» YOUR INSTRUCTIONS: Identify the lines bearing the string "землях" and gather them.

-- RECORD EXTRACTS start --

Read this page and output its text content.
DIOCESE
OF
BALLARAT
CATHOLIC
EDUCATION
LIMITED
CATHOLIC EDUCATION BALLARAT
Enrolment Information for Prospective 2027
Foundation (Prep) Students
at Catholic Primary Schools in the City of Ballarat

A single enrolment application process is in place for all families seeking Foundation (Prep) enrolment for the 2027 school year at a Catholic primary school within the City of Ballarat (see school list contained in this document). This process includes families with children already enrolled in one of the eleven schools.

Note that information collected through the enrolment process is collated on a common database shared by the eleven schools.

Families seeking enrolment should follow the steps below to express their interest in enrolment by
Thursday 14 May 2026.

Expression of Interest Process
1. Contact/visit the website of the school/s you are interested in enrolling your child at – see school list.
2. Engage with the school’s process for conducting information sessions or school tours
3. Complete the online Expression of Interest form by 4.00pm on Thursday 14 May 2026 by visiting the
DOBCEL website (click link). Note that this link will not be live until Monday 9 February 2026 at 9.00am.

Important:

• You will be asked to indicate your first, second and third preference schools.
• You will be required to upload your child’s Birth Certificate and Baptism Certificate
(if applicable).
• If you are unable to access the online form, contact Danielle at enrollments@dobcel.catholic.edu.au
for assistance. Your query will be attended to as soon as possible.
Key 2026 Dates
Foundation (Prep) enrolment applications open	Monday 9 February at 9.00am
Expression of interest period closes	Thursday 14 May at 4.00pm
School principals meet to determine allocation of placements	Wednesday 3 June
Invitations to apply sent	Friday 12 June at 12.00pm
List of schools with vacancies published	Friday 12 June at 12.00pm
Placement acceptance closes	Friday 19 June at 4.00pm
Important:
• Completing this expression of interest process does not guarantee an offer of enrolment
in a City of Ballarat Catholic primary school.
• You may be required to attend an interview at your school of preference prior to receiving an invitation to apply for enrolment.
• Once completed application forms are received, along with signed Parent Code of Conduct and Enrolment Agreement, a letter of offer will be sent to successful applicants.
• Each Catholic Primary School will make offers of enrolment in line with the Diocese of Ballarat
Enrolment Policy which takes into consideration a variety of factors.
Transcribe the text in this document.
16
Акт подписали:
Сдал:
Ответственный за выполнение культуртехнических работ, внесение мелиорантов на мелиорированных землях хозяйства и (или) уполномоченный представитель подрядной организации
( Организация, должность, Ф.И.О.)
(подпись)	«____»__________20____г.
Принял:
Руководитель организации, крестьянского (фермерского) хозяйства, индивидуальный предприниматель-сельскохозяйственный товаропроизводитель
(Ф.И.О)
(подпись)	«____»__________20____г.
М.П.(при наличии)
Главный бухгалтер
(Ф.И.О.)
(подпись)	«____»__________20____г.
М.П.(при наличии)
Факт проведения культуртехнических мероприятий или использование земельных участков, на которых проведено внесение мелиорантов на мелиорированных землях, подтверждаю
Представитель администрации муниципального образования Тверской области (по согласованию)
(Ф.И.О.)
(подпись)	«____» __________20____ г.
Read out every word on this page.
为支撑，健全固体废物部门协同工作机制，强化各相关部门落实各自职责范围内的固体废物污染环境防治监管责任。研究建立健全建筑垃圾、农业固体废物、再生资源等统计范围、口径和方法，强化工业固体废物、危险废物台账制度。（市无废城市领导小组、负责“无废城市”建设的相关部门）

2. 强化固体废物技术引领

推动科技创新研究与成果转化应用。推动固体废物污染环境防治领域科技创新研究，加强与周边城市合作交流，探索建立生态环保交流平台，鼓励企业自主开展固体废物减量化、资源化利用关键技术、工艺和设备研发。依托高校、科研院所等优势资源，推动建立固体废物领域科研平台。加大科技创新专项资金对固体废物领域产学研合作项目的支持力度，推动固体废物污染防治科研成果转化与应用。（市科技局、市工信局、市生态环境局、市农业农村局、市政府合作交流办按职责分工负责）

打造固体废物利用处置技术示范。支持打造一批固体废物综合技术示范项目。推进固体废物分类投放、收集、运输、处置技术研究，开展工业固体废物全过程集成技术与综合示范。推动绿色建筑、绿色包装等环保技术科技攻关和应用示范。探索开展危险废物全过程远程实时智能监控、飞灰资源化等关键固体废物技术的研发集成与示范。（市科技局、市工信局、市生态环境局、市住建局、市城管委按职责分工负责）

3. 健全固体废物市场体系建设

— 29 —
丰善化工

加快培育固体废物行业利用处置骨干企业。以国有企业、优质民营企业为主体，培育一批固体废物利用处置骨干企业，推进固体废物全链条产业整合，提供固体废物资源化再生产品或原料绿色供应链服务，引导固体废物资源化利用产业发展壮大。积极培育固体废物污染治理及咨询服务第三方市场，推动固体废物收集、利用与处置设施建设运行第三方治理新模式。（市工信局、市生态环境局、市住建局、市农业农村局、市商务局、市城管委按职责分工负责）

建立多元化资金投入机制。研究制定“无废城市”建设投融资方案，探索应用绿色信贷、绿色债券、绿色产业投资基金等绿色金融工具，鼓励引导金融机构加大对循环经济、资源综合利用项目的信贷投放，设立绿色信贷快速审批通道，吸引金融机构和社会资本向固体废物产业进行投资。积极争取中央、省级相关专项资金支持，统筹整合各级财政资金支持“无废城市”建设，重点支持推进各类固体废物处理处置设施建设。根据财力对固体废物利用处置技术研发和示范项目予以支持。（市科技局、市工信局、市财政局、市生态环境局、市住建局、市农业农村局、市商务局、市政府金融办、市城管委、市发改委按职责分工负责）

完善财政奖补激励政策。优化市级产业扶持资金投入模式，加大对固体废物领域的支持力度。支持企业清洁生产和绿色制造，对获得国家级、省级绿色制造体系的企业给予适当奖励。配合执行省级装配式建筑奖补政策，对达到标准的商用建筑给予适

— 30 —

-- RECORD EXTRACTS end --

» TASK SOLUTION:
Ответственный за выполнение культуртехнических работ, внесение мелиорантов на мелиорированных землях хозяйства и (или) уполномоченный представитель подрядной организации
Факт проведения культуртехнических мероприятий или использование земельных участков, на которых проведено внесение мелиорантов на мелиорированных землях, подтверждаю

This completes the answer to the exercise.